Among the entries below, find every line that contains the string "eller", then copy it.

══ Data for this task ══

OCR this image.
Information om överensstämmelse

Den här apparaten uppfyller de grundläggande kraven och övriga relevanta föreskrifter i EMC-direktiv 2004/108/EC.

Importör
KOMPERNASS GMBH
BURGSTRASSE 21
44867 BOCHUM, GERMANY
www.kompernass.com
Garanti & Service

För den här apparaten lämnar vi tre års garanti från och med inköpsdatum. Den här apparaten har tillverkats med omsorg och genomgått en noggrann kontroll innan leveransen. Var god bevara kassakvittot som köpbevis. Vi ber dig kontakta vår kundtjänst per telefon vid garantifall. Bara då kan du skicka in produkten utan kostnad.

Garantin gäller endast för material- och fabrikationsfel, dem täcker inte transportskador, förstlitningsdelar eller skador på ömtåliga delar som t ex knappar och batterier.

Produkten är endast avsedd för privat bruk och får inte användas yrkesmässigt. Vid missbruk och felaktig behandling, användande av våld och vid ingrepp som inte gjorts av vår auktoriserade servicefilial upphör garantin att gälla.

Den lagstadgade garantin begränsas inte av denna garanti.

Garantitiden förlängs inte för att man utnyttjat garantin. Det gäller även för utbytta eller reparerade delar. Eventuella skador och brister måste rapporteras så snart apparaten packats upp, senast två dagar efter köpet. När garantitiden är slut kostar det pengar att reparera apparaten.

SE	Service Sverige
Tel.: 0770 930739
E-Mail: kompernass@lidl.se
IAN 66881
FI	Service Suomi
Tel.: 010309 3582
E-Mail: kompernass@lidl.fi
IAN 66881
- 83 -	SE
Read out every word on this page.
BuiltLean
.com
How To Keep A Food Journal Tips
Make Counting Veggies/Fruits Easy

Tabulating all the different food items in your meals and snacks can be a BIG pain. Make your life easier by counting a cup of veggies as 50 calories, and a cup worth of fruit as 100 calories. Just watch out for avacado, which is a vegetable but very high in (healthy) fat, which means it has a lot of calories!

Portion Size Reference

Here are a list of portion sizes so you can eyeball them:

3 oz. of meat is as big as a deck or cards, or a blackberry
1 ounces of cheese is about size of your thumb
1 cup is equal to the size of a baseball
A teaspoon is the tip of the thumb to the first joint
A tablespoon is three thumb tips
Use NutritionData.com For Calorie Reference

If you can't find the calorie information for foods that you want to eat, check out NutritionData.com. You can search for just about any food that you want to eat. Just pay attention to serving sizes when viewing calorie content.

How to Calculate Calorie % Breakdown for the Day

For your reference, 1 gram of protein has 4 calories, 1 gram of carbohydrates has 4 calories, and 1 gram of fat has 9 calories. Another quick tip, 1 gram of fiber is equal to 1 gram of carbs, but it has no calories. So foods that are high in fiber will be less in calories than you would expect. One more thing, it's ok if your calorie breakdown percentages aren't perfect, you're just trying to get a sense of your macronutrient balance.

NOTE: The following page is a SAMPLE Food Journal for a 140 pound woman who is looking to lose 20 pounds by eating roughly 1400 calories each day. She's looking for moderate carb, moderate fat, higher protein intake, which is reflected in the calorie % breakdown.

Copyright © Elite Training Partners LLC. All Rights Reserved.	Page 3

═══

_Answer to this exercise_
Garantin gäller endast för material- och fabrikationsfel, dem täcker inte transportskador, förstlitningsdelar eller skador på ömtåliga delar som t ex knappar och batterier.
Garantitiden förlängs inte för att man utnyttjat garantin. Det gäller även för utbytta eller reparerade delar. Eventuella skador och brister måste rapporteras så snart apparaten packats upp, senast två dagar efter köpet. När garantitiden är slut kostar det pengar att reparera apparaten.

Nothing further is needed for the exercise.